Would you retype, word for word, the line with "What data populates" and every line after it through the end of the records below?

§ Raw records:
^^^^^^^^^^^^^^^^
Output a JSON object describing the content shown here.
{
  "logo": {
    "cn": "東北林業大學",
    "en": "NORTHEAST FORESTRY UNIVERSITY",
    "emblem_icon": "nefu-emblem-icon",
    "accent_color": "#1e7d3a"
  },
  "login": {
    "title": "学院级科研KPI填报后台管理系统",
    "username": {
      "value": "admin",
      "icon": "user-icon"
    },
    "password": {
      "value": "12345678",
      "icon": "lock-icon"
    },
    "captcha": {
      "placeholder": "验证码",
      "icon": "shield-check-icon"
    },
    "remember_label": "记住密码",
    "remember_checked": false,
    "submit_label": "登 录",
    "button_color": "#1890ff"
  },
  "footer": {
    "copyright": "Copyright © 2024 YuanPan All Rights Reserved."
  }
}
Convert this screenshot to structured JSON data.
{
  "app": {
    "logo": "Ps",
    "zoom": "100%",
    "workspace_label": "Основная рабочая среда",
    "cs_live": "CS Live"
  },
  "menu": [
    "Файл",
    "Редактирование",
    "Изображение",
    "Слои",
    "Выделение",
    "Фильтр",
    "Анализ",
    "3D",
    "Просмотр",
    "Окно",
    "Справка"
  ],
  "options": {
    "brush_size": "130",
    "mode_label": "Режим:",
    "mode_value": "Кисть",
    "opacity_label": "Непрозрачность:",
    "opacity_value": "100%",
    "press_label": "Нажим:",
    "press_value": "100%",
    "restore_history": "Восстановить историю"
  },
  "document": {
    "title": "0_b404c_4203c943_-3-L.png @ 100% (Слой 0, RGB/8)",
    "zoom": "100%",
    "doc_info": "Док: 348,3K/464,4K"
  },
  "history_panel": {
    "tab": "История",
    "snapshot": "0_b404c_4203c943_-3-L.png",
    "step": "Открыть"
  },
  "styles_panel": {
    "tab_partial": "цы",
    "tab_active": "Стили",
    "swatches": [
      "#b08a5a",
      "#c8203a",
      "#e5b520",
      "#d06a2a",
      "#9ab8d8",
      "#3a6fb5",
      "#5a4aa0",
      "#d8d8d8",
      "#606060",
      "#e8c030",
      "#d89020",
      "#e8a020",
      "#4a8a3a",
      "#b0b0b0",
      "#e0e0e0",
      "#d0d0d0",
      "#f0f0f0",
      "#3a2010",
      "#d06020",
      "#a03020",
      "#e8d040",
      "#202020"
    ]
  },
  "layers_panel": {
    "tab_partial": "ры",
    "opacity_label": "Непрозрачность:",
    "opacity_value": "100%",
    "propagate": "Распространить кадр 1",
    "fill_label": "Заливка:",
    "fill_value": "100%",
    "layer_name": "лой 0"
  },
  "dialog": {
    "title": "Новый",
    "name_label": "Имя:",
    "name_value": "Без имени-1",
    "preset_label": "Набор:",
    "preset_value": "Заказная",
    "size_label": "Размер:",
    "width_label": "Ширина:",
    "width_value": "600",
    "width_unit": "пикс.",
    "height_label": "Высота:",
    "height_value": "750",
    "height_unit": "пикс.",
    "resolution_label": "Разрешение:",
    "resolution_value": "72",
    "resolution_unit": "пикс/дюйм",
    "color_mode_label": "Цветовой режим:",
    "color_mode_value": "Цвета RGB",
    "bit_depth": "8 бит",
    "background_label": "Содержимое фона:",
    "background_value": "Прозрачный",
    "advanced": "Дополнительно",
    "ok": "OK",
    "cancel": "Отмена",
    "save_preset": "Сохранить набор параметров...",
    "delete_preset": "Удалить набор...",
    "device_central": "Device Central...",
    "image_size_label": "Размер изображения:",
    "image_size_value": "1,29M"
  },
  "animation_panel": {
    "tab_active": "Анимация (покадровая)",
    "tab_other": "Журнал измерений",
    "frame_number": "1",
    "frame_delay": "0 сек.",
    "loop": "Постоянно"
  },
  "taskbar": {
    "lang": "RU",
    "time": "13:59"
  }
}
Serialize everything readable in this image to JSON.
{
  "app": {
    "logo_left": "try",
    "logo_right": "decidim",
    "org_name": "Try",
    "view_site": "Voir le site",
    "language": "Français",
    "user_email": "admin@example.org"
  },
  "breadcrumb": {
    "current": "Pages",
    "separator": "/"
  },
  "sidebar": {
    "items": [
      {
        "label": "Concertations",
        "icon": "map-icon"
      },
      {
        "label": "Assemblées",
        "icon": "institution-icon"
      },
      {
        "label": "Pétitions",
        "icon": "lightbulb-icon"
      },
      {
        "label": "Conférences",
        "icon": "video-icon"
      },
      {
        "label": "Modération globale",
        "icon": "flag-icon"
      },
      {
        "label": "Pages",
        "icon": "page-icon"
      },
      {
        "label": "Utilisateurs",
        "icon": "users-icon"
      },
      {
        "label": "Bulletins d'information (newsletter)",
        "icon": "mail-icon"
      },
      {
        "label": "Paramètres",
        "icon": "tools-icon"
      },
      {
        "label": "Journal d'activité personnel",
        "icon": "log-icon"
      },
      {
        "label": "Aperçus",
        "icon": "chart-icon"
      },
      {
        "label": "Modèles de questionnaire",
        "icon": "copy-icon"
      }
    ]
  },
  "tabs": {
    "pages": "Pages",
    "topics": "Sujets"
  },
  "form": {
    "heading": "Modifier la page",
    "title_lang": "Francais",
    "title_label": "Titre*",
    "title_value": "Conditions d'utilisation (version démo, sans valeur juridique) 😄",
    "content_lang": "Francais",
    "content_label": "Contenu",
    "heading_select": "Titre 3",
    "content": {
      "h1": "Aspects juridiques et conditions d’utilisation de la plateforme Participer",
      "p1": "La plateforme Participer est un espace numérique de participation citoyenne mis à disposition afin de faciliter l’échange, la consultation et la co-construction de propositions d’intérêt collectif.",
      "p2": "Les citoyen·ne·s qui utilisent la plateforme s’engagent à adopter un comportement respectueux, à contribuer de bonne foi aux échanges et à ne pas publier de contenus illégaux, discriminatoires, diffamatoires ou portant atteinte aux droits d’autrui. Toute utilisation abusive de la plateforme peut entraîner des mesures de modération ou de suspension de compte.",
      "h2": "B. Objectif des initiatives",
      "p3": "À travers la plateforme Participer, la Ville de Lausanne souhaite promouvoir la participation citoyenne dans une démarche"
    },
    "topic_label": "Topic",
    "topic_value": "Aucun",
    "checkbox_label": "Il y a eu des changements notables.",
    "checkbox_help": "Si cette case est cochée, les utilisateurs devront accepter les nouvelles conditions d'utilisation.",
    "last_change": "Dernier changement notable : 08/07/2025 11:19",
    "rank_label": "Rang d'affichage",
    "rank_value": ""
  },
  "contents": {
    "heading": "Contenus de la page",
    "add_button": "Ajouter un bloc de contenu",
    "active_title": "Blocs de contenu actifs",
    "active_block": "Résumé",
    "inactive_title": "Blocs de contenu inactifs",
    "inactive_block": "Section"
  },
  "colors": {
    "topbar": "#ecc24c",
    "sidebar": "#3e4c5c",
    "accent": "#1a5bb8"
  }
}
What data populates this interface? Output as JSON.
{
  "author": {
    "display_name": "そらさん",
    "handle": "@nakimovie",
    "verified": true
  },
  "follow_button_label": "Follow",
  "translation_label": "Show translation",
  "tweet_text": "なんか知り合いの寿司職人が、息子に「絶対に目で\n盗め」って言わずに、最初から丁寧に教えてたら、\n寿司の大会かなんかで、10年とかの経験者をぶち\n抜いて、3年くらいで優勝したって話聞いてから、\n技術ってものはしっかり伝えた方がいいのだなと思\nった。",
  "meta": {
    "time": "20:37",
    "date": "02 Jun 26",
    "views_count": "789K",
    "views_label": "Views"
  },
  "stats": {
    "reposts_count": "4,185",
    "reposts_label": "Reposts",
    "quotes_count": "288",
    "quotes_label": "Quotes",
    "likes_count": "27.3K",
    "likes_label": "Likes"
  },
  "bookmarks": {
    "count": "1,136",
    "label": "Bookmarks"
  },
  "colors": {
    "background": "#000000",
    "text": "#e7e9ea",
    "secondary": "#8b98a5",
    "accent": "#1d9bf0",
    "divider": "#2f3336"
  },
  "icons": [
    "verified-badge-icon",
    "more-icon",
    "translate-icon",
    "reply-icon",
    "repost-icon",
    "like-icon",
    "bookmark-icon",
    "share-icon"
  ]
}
^^^^^^^^^^^^^^^^
§ Final result:
What data populates this interface? Output as JSON.
{
  "author": {
    "display_name": "そらさん",
    "handle": "@nakimovie",
    "verified": true
  },
  "follow_button_label": "Follow",
  "translation_label": "Show translation",
  "tweet_text": "なんか知り合いの寿司職人が、息子に「絶対に目で\n盗め」って言わずに、最初から丁寧に教えてたら、\n寿司の大会かなんかで、10年とかの経験者をぶち\n抜いて、3年くらいで優勝したって話聞いてから、\n技術ってものはしっかり伝えた方がいいのだなと思\nった。",
  "meta": {
    "time": "20:37",
    "date": "02 Jun 26",
    "views_count": "789K",
    "views_label": "Views"
  },
  "stats": {
    "reposts_count": "4,185",
    "reposts_label": "Reposts",
    "quotes_count": "288",
    "quotes_label": "Quotes",
    "likes_count": "27.3K",
    "likes_label": "Likes"
  },
  "bookmarks": {
    "count": "1,136",
    "label": "Bookmarks"
  },
  "colors": {
    "background": "#000000",
    "text": "#e7e9ea",
    "secondary": "#8b98a5",
    "accent": "#1d9bf0",
    "divider": "#2f3336"
  },
  "icons": [
    "verified-badge-icon",
    "more-icon",
    "translate-icon",
    "reply-icon",
    "repost-icon",
    "like-icon",
    "bookmark-icon",
    "share-icon"
  ]
}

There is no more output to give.